Information supplied:
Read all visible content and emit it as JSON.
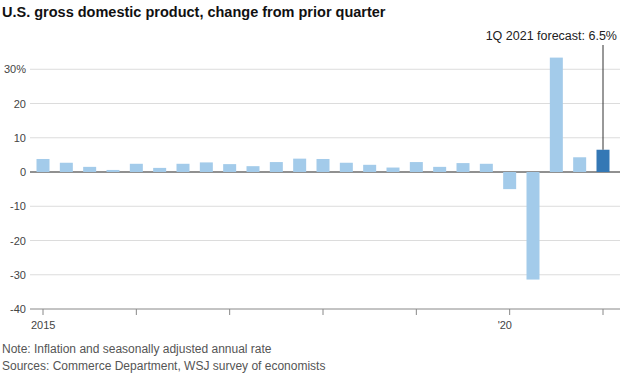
{
  "chart_data": {
    "type": "bar",
    "title": "U.S. gross domestic product, change from prior quarter",
    "annotation": "1Q 2021 forecast: 6.5%",
    "notes": [
      "Note: Inflation and seasonally adjusted annual rate",
      "Sources: Commerce Department, WSJ survey of economists"
    ],
    "categories": [
      "2015",
      null,
      null,
      null,
      null,
      null,
      null,
      null,
      null,
      null,
      null,
      null,
      null,
      null,
      null,
      null,
      null,
      null,
      null,
      null,
      "'20",
      null,
      null,
      null,
      null
    ],
    "values": [
      3.8,
      2.7,
      1.5,
      0.6,
      2.4,
      1.2,
      2.4,
      2.8,
      2.3,
      1.7,
      2.9,
      3.9,
      3.8,
      2.7,
      2.1,
      1.3,
      2.9,
      1.5,
      2.6,
      2.4,
      -5.0,
      -31.4,
      33.4,
      4.3,
      6.5
    ],
    "colors": [
      "#a3cbea",
      "#a3cbea",
      "#a3cbea",
      "#a3cbea",
      "#a3cbea",
      "#a3cbea",
      "#a3cbea",
      "#a3cbea",
      "#a3cbea",
      "#a3cbea",
      "#a3cbea",
      "#a3cbea",
      "#a3cbea",
      "#a3cbea",
      "#a3cbea",
      "#a3cbea",
      "#a3cbea",
      "#a3cbea",
      "#a3cbea",
      "#a3cbea",
      "#a3cbea",
      "#a3cbea",
      "#a3cbea",
      "#a3cbea",
      "#3478b5"
    ],
    "ylim": [
      -40,
      40
    ],
    "yticks": [
      -40,
      -30,
      -20,
      -10,
      0,
      10,
      20,
      {
        "value": 30,
        "label": "30%"
      }
    ],
    "grid": true
  }
}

Problem to work on:
Transcribe each line above verbatim, with the pictures left out.

Response:
Read all visible content and emit it as JSON.
{
  "chart_data": {
    "type": "bar",
    "title": "U.S. gross domestic product, change from prior quarter",
    "annotation": "1Q 2021 forecast: 6.5%",
    "notes": [
      "Note: Inflation and seasonally adjusted annual rate",
      "Sources: Commerce Department, WSJ survey of economists"
    ],
    "categories": [
      "2015",
      null,
      null,
      null,
      null,
      null,
      null,
      null,
      null,
      null,
      null,
      null,
      null,
      null,
      null,
      null,
      null,
      null,
      null,
      null,
      "'20",
      null,
      null,
      null,
      null
    ],
    "values": [
      3.8,
      2.7,
      1.5,
      0.6,
      2.4,
      1.2,
      2.4,
      2.8,
      2.3,
      1.7,
      2.9,
      3.9,
      3.8,
      2.7,
      2.1,
      1.3,
      2.9,
      1.5,
      2.6,
      2.4,
      -5.0,
      -31.4,
      33.4,
      4.3,
      6.5
    ],
    "colors": [
      "#a3cbea",
      "#a3cbea",
      "#a3cbea",
      "#a3cbea",
      "#a3cbea",
      "#a3cbea",
      "#a3cbea",
      "#a3cbea",
      "#a3cbea",
      "#a3cbea",
      "#a3cbea",
      "#a3cbea",
      "#a3cbea",
      "#a3cbea",
      "#a3cbea",
      "#a3cbea",
      "#a3cbea",
      "#a3cbea",
      "#a3cbea",
      "#a3cbea",
      "#a3cbea",
      "#a3cbea",
      "#a3cbea",
      "#a3cbea",
      "#3478b5"
    ],
    "ylim": [
      -40,
      40
    ],
    "yticks": [
      -40,
      -30,
      -20,
      -10,
      0,
      10,
      20,
      {
        "value": 30,
        "label": "30%"
      }
    ],
    "grid": true
  }
}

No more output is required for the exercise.